EXERCISE DIRECTIONS: Pull out every line with the word "Excellence".

┄┄┄┄┄┄┄┄┄┄

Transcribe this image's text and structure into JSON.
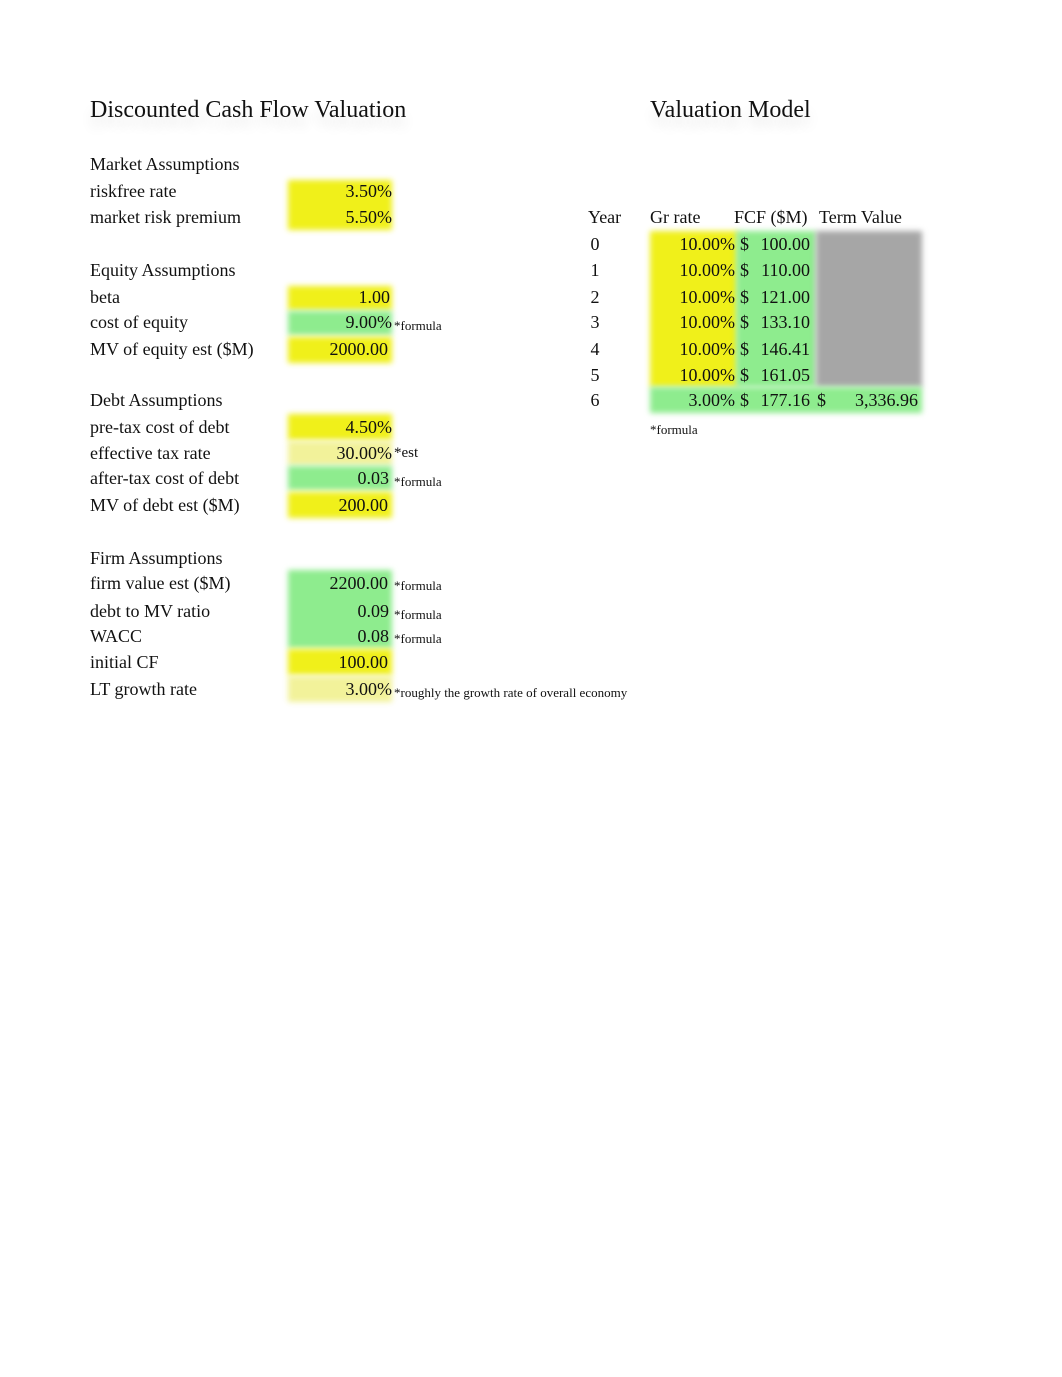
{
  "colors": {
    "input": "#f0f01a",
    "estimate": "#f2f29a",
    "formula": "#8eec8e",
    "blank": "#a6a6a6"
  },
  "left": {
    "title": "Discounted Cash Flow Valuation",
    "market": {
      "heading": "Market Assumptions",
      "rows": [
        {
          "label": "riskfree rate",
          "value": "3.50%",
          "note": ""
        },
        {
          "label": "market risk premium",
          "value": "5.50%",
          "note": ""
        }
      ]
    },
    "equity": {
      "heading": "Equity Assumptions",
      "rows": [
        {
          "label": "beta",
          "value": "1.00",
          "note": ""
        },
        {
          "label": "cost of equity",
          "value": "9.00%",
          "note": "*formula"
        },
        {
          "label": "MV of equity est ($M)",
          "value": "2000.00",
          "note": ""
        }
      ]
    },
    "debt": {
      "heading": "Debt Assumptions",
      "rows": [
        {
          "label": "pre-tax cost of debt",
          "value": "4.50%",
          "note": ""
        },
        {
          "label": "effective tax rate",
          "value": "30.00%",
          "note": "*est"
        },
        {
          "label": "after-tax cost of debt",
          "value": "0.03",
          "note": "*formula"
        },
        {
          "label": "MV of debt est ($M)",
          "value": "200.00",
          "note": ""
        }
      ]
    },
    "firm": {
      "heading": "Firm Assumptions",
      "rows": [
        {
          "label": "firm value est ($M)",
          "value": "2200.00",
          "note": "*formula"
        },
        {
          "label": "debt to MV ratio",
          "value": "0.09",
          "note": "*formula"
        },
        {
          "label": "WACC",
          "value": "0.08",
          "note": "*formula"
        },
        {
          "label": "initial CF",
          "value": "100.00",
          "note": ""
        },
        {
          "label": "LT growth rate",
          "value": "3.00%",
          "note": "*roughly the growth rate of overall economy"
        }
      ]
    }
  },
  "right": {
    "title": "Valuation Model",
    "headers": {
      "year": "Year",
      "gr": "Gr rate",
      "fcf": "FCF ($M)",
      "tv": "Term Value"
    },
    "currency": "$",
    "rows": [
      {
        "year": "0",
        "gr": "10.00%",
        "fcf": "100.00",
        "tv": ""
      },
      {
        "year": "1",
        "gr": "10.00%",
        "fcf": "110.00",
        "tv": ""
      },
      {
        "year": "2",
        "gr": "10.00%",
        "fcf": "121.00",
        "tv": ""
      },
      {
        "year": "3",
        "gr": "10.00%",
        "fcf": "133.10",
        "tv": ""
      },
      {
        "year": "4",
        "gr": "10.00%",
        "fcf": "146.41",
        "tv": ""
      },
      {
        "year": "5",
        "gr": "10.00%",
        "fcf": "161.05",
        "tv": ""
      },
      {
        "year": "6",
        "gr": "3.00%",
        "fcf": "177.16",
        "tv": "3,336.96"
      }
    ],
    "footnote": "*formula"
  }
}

┄┄┄┄┄┄┄┄┄┄

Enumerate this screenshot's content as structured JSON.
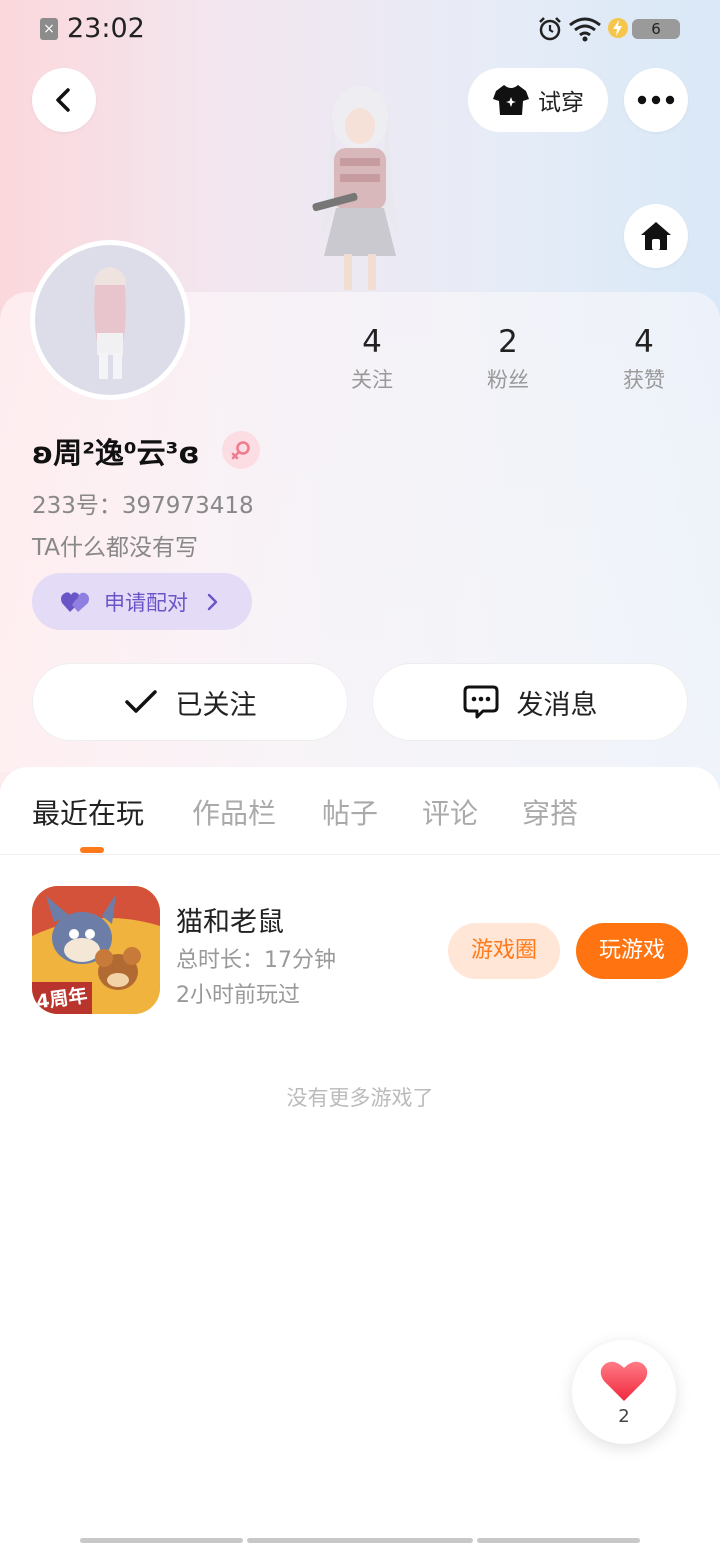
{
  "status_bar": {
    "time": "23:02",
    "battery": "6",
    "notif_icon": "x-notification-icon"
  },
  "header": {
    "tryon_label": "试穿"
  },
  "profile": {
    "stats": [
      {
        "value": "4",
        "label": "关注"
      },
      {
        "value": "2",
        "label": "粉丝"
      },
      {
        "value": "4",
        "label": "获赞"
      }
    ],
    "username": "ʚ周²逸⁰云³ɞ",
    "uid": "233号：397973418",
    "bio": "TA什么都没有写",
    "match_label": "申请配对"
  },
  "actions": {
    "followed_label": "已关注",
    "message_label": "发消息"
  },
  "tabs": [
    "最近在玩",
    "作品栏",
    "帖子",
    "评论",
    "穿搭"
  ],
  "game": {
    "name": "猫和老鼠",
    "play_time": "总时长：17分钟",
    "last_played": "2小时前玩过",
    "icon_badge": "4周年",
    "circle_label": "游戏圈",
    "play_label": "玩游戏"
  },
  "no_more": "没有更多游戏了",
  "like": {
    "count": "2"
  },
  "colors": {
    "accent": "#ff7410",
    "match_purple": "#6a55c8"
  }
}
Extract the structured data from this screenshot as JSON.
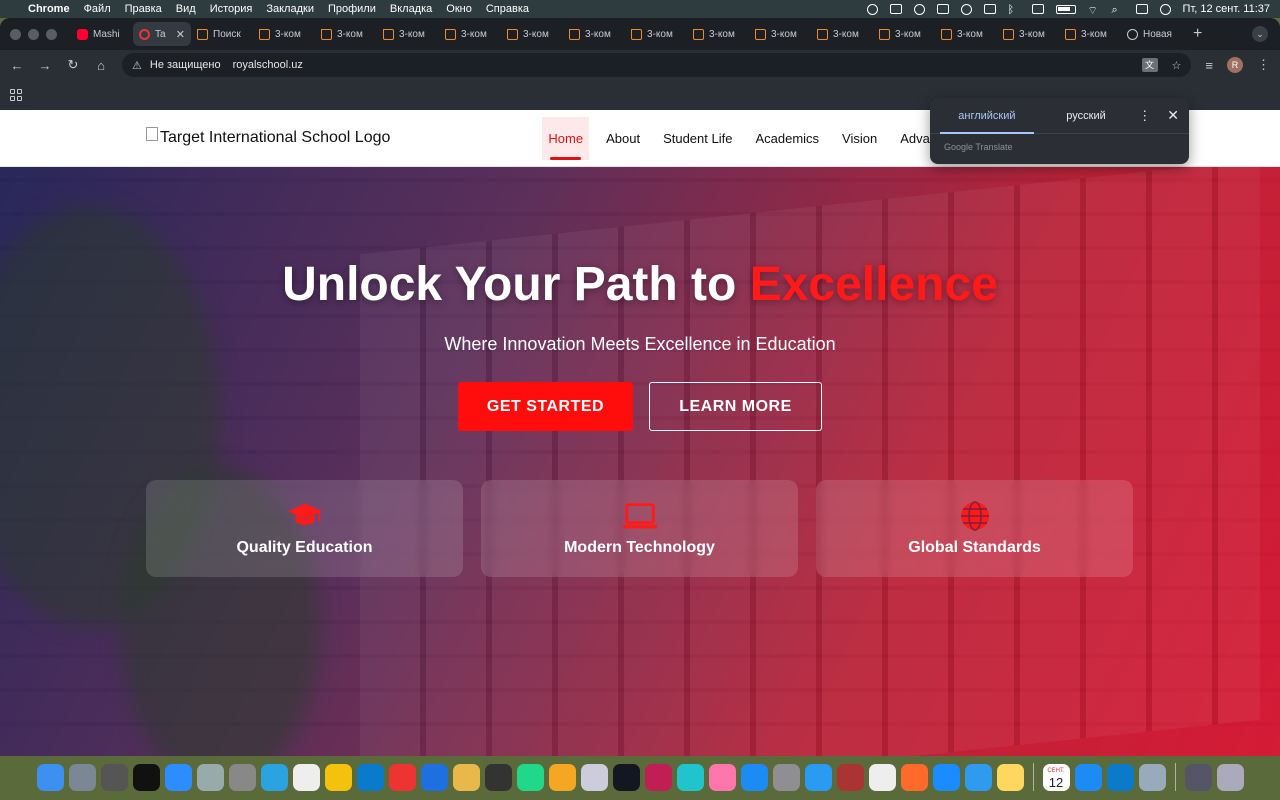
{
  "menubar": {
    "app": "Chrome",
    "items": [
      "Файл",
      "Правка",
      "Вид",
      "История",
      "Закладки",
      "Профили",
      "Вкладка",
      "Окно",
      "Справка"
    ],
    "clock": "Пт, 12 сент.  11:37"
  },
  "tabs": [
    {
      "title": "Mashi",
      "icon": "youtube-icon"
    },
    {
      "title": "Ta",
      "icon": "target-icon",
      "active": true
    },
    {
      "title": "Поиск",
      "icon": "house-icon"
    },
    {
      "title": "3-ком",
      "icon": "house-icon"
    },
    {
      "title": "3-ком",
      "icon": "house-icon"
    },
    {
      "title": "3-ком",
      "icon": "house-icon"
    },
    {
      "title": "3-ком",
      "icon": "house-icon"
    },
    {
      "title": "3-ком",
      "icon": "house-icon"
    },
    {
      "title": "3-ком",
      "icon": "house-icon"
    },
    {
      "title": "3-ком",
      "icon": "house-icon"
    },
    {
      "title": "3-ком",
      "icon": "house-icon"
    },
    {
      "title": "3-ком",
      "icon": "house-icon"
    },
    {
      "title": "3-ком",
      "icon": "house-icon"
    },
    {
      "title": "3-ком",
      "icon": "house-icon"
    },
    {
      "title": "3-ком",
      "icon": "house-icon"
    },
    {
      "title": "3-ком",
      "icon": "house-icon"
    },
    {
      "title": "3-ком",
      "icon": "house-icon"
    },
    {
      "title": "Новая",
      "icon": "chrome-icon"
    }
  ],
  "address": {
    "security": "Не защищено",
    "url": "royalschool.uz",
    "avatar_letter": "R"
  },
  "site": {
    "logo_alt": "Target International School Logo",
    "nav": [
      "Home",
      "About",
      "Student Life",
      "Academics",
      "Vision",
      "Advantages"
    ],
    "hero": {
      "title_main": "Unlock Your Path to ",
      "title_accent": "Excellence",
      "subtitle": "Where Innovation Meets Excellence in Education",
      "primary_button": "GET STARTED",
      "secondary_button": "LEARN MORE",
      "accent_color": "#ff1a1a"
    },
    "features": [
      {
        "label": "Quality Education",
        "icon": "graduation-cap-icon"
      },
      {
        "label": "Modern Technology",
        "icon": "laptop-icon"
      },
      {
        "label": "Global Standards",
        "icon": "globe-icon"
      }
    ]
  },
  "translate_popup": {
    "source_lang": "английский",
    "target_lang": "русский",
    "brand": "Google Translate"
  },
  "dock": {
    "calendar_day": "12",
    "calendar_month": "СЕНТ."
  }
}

┄┄┄┄┄┄┄┄┄┄

TASK RESULT:
      "title_accent": "Excellence",
      "subtitle": "Where Innovation Meets Excellence in Education",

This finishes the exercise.